## DIRECTIONS FOR THIS TASK
All of the data must be printed exactly; please include every line.

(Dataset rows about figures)
^^^^

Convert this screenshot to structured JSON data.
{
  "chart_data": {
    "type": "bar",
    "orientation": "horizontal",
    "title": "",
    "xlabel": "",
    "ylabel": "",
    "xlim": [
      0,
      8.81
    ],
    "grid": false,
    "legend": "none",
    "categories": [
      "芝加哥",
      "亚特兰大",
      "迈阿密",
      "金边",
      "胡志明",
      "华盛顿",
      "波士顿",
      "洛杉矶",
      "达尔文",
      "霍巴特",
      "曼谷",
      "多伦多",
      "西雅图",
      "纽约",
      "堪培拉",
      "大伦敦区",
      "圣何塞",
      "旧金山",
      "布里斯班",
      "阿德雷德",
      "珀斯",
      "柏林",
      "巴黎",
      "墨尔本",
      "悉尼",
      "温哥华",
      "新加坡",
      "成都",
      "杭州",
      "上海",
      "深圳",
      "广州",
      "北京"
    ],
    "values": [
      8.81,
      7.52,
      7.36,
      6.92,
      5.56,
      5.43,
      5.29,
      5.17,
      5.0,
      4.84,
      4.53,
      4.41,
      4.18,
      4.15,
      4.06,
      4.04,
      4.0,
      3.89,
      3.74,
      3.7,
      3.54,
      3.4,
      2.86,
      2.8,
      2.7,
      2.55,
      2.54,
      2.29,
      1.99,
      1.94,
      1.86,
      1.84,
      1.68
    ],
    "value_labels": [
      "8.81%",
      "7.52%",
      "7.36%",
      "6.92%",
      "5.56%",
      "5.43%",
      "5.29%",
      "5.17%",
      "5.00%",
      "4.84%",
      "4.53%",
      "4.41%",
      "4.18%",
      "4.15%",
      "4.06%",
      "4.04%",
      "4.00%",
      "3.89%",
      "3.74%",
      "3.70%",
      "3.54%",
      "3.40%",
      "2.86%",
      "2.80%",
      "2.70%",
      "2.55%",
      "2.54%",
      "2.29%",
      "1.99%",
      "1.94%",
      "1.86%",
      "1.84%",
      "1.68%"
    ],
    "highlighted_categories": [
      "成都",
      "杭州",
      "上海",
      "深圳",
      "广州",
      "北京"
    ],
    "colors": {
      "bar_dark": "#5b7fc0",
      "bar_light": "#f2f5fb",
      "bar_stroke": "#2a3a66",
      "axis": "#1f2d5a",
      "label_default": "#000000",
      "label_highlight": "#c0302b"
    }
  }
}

^^^^

## WRITTEN REPLY
Convert this screenshot to structured JSON data.
{
  "chart_data": {
    "type": "bar",
    "orientation": "horizontal",
    "title": "",
    "xlabel": "",
    "ylabel": "",
    "xlim": [
      0,
      8.81
    ],
    "grid": false,
    "legend": "none",
    "categories": [
      "芝加哥",
      "亚特兰大",
      "迈阿密",
      "金边",
      "胡志明",
      "华盛顿",
      "波士顿",
      "洛杉矶",
      "达尔文",
      "霍巴特",
      "曼谷",
      "多伦多",
      "西雅图",
      "纽约",
      "堪培拉",
      "大伦敦区",
      "圣何塞",
      "旧金山",
      "布里斯班",
      "阿德雷德",
      "珀斯",
      "柏林",
      "巴黎",
      "墨尔本",
      "悉尼",
      "温哥华",
      "新加坡",
      "成都",
      "杭州",
      "上海",
      "深圳",
      "广州",
      "北京"
    ],
    "values": [
      8.81,
      7.52,
      7.36,
      6.92,
      5.56,
      5.43,
      5.29,
      5.17,
      5.0,
      4.84,
      4.53,
      4.41,
      4.18,
      4.15,
      4.06,
      4.04,
      4.0,
      3.89,
      3.74,
      3.7,
      3.54,
      3.4,
      2.86,
      2.8,
      2.7,
      2.55,
      2.54,
      2.29,
      1.99,
      1.94,
      1.86,
      1.84,
      1.68
    ],
    "value_labels": [
      "8.81%",
      "7.52%",
      "7.36%",
      "6.92%",
      "5.56%",
      "5.43%",
      "5.29%",
      "5.17%",
      "5.00%",
      "4.84%",
      "4.53%",
      "4.41%",
      "4.18%",
      "4.15%",
      "4.06%",
      "4.04%",
      "4.00%",
      "3.89%",
      "3.74%",
      "3.70%",
      "3.54%",
      "3.40%",
      "2.86%",
      "2.80%",
      "2.70%",
      "2.55%",
      "2.54%",
      "2.29%",
      "1.99%",
      "1.94%",
      "1.86%",
      "1.84%",
      "1.68%"
    ],
    "highlighted_categories": [
      "成都",
      "杭州",
      "上海",
      "深圳",
      "广州",
      "北京"
    ],
    "colors": {
      "bar_dark": "#5b7fc0",
      "bar_light": "#f2f5fb",
      "bar_stroke": "#2a3a66",
      "axis": "#1f2d5a",
      "label_default": "#000000",
      "label_highlight": "#c0302b"
    }
  }
}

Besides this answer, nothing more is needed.